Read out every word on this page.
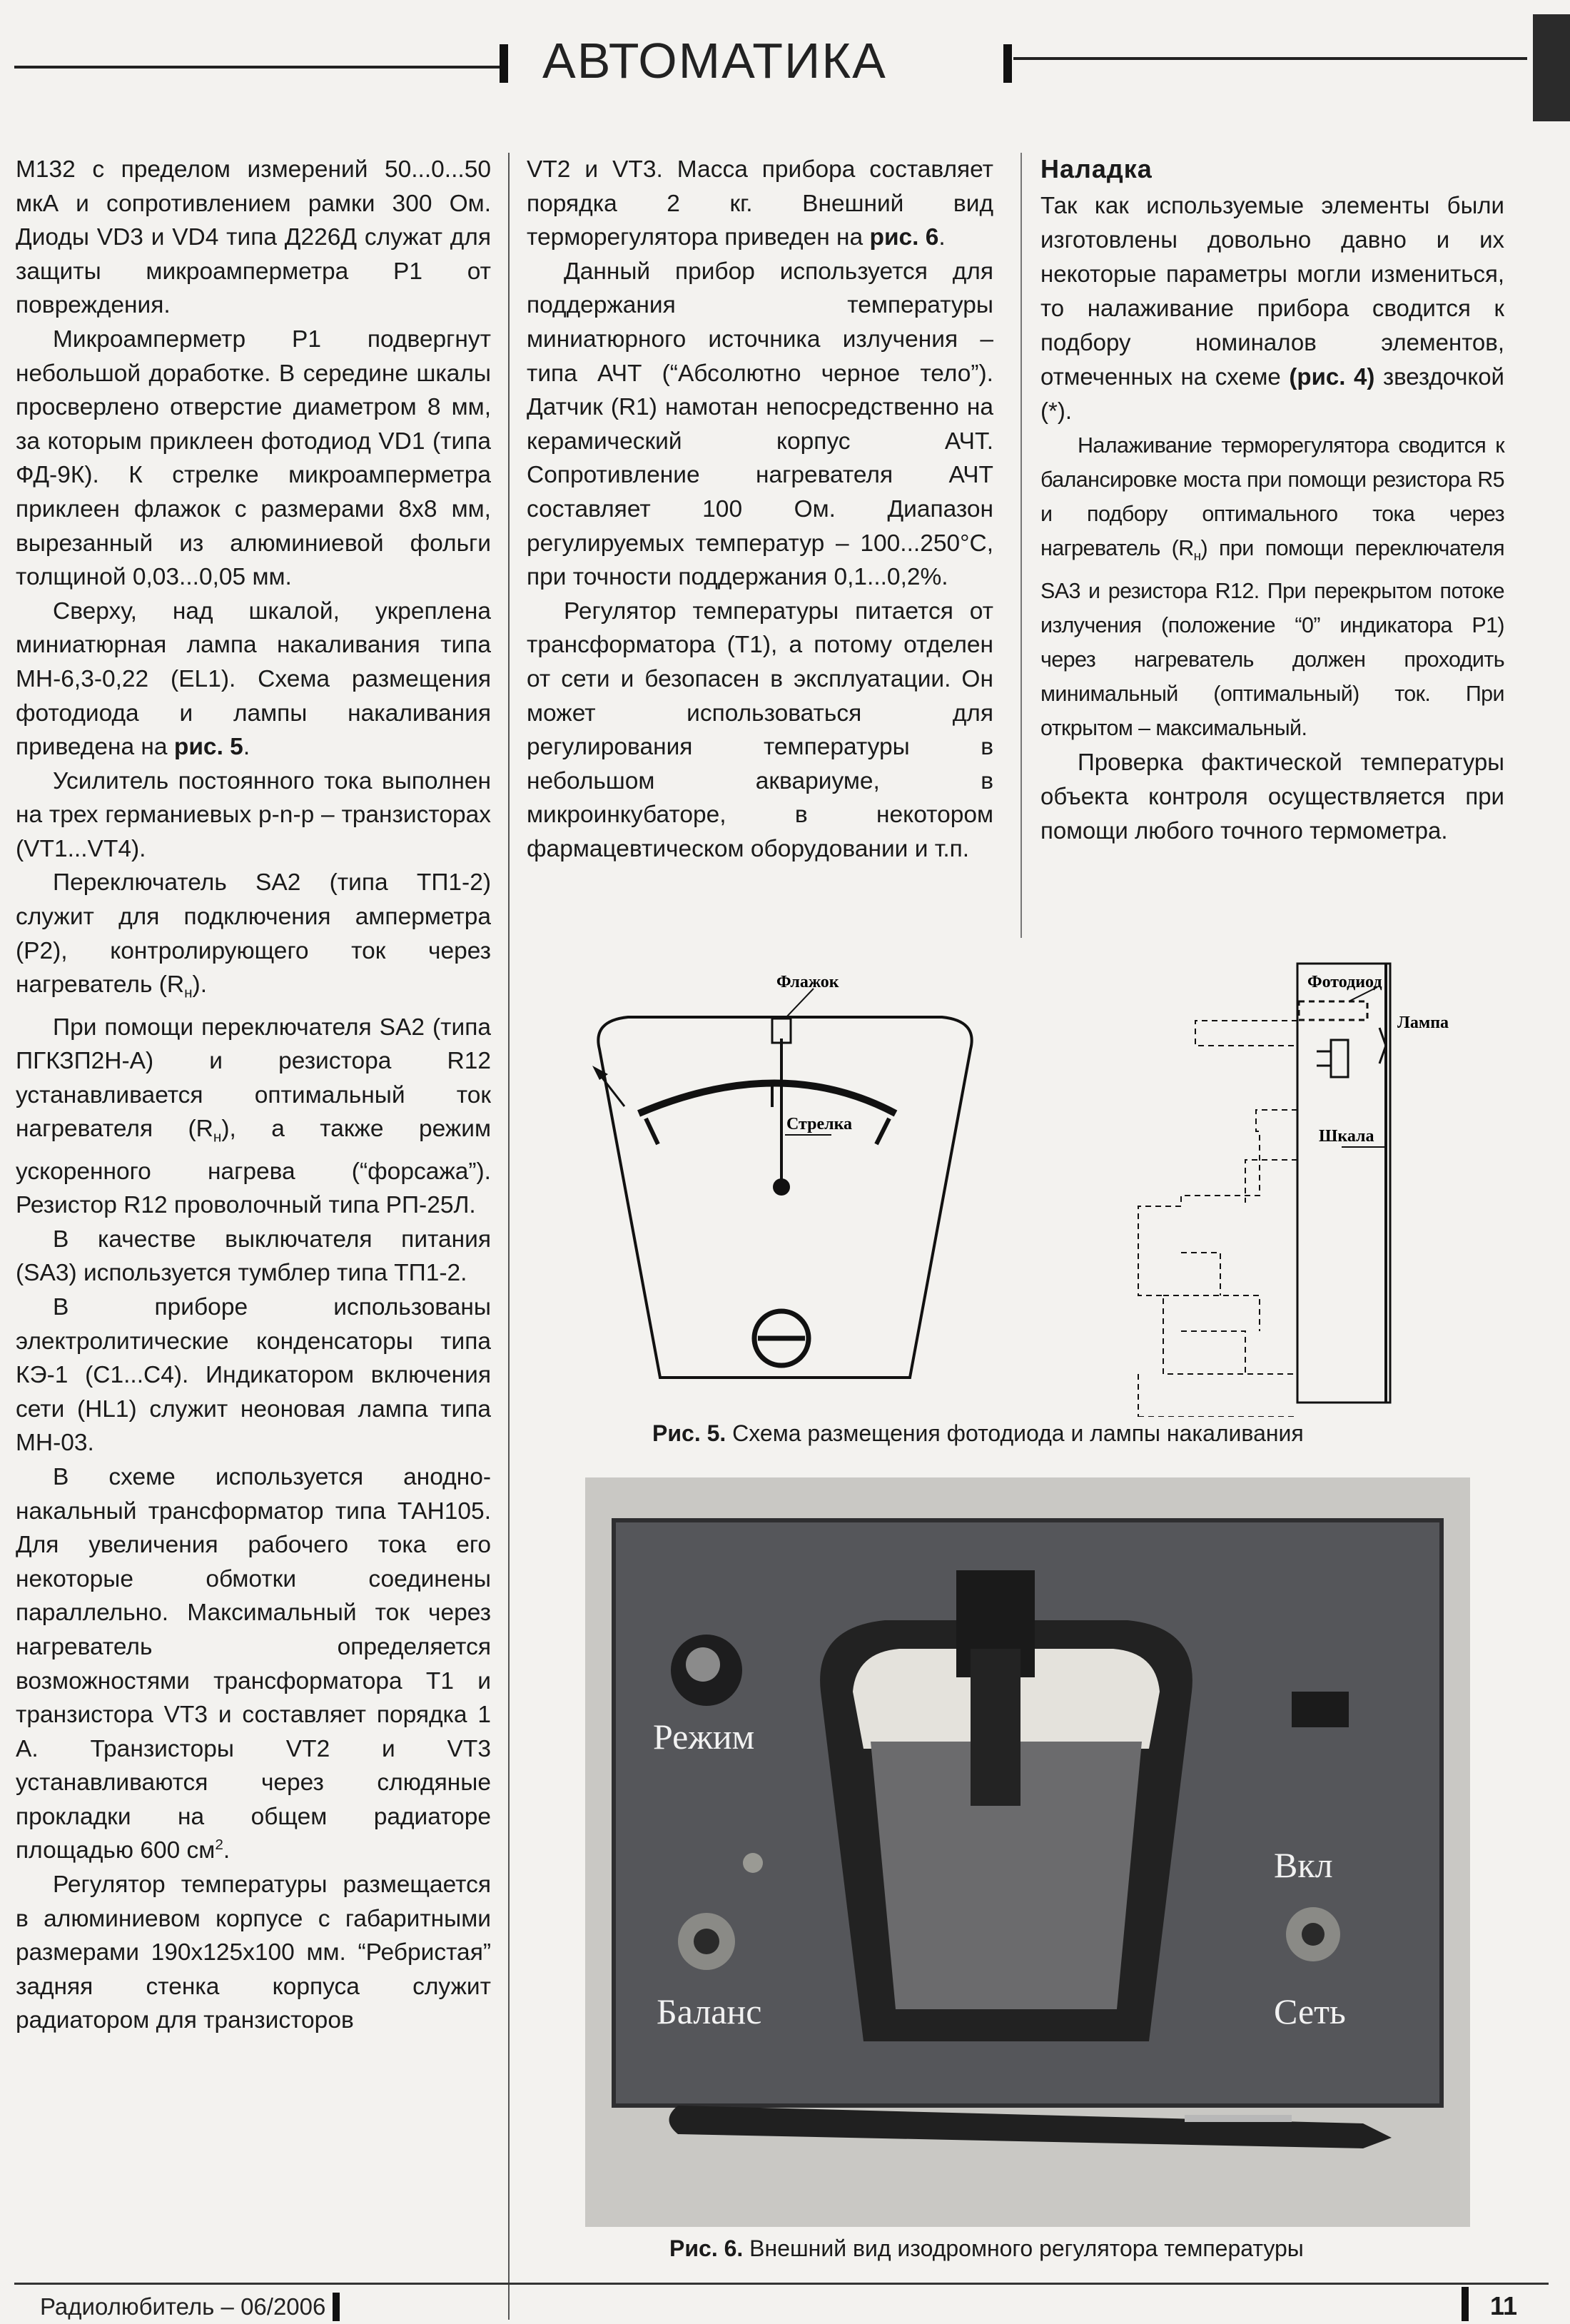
АВТОМАТИКА

М132 с пределом измерений 50...0...50 мкА и сопротивлением рамки 300 Ом. Диоды VD3 и VD4 типа Д226Д служат для защиты микроамперметра Р1 от повреждения.

Микроамперметр Р1 подвергнут небольшой доработке. В середине шкалы просверлено отверстие диаметром 8 мм, за которым приклеен фотодиод VD1 (типа ФД-9К). К стрелке микроамперметра приклеен флажок с размерами 8х8 мм, вырезанный из алюминиевой фольги толщиной 0,03...0,05 мм.

Сверху, над шкалой, укреплена миниатюрная лампа накаливания типа МН-6,3-0,22 (EL1). Схема размещения фотодиода и лампы накаливания приведена на рис. 5.

Усилитель постоянного тока выполнен на трех германиевых p-n-p – транзисторах (VT1...VT4).

Переключатель SA2 (типа ТП1-2) служит для подключения амперметра (Р2), контролирующего ток через нагреватель $(R_н)$.

При помощи переключателя SA2 (типа ПГКЗП2Н-А) и резистора R12 устанавливается оптимальный ток нагревателя $(R_н)$, а также режим ускоренного нагрева (“форсажа”). Резистор R12 проволочный типа РП-25Л.

В качестве выключателя питания (SA3) используется тумблер типа ТП1-2.

В приборе использованы электролитические конденсаторы типа КЭ-1 (С1...С4). Индикатором включения сети (HL1) служит неоновая лампа типа МН-03.

В схеме используется анодно-накальный трансформатор типа ТАН105. Для увеличения рабочего тока его некоторые обмотки соединены параллельно. Максимальный ток через нагреватель определяется возможностями трансформатора Т1 и транзистора VT3 и составляет порядка 1 А. Транзисторы VT2 и VT3 устанавливаются через слюдяные прокладки на общем радиаторе площадью 600 $см^2$.

Регулятор температуры размещается в алюминиевом корпусе с габаритными размерами 190х125х100 мм. “Ребристая” задняя стенка корпуса служит радиатором для транзисторов

VT2 и VT3. Масса прибора составляет порядка 2 кг. Внешний вид терморегулятора приведен на рис. 6.

Данный прибор используется для поддержания температуры миниатюрного источника излучения – типа АЧТ (“Абсолютно черное тело”). Датчик (R1) намотан непосредственно на керамический корпус АЧТ. Сопротивление нагревателя АЧТ составляет 100 Ом. Диапазон регулируемых температур – 100...250°С, при точности поддержания 0,1...0,2%.

Регулятор температуры питается от трансформатора (Т1), а потому отделен от сети и безопасен в эксплуатации. Он может использоваться для регулирования температуры в небольшом аквариуме, в микроинкубаторе, в некотором фармацевтическом оборудовании и т.п.

Наладка

Так как используемые элементы были изготовлены довольно давно и их некоторые параметры могли измениться, то налаживание прибора сводится к подбору номиналов элементов, отмеченных на схеме (рис. 4) звездочкой (*).

Налаживание терморегулятора сводится к балансировке моста при помощи резистора R5 и подбору оптимального тока через нагреватель $(R_н)$ при помощи переключателя SA3 и резистора R12. При перекрытом потоке излучения (положение “0” индикатора Р1) через нагреватель должен проходить минимальный (оптимальный) ток. При открытом – максимальный.

Проверка фактической температуры объекта контроля осуществляется при помощи любого точного термометра.

Флажок
Стрелка
Фотодиод
Лампа
Шкала
Рис. 5. Схема размещения фотодиода и лампы накаливания
Режим
Баланс
Вкл
Сеть
Рис. 6. Внешний вид изодромного регулятора температуры
Радиолюбитель – 06/2006	11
....................
**Problem statement**
Copy every line of the data word for word, omitting the images.

**Completed exercise**
Read out every word on this page.
АВТОМАТИКА

М132 с пределом измерений 50...0...50 мкА и сопротивлением рамки 300 Ом. Диоды VD3 и VD4 типа Д226Д служат для защиты микроамперметра Р1 от повреждения.

Микроамперметр Р1 подвергнут небольшой доработке. В середине шкалы просверлено отверстие диаметром 8 мм, за которым приклеен фотодиод VD1 (типа ФД-9К). К стрелке микроамперметра приклеен флажок с размерами 8х8 мм, вырезанный из алюминиевой фольги толщиной 0,03...0,05 мм.

Сверху, над шкалой, укреплена миниатюрная лампа накаливания типа МН-6,3-0,22 (EL1). Схема размещения фотодиода и лампы накаливания приведена на рис. 5.

Усилитель постоянного тока выполнен на трех германиевых p-n-p – транзисторах (VT1...VT4).

Переключатель SA2 (типа ТП1-2) служит для подключения амперметра (Р2), контролирующего ток через нагреватель $(R_н)$.

При помощи переключателя SA2 (типа ПГКЗП2Н-А) и резистора R12 устанавливается оптимальный ток нагревателя $(R_н)$, а также режим ускоренного нагрева (“форсажа”). Резистор R12 проволочный типа РП-25Л.

В качестве выключателя питания (SA3) используется тумблер типа ТП1-2.

В приборе использованы электролитические конденсаторы типа КЭ-1 (С1...С4). Индикатором включения сети (HL1) служит неоновая лампа типа МН-03.

В схеме используется анодно-накальный трансформатор типа ТАН105. Для увеличения рабочего тока его некоторые обмотки соединены параллельно. Максимальный ток через нагреватель определяется возможностями трансформатора Т1 и транзистора VT3 и составляет порядка 1 А. Транзисторы VT2 и VT3 устанавливаются через слюдяные прокладки на общем радиаторе площадью 600 $см^2$.

Регулятор температуры размещается в алюминиевом корпусе с габаритными размерами 190х125х100 мм. “Ребристая” задняя стенка корпуса служит радиатором для транзисторов

VT2 и VT3. Масса прибора составляет порядка 2 кг. Внешний вид терморегулятора приведен на рис. 6.

Данный прибор используется для поддержания температуры миниатюрного источника излучения – типа АЧТ (“Абсолютно черное тело”). Датчик (R1) намотан непосредственно на керамический корпус АЧТ. Сопротивление нагревателя АЧТ составляет 100 Ом. Диапазон регулируемых температур – 100...250°С, при точности поддержания 0,1...0,2%.

Регулятор температуры питается от трансформатора (Т1), а потому отделен от сети и безопасен в эксплуатации. Он может использоваться для регулирования температуры в небольшом аквариуме, в микроинкубаторе, в некотором фармацевтическом оборудовании и т.п.

Наладка

Так как используемые элементы были изготовлены довольно давно и их некоторые параметры могли измениться, то налаживание прибора сводится к подбору номиналов элементов, отмеченных на схеме (рис. 4) звездочкой (*).

Налаживание терморегулятора сводится к балансировке моста при помощи резистора R5 и подбору оптимального тока через нагреватель $(R_н)$ при помощи переключателя SA3 и резистора R12. При перекрытом потоке излучения (положение “0” индикатора Р1) через нагреватель должен проходить минимальный (оптимальный) ток. При открытом – максимальный.

Проверка фактической температуры объекта контроля осуществляется при помощи любого точного термометра.

Флажок
Стрелка
Фотодиод
Лампа
Шкала
Рис. 5. Схема размещения фотодиода и лампы накаливания
Режим
Баланс
Вкл
Сеть
Рис. 6. Внешний вид изодромного регулятора температуры
Радиолюбитель – 06/2006	11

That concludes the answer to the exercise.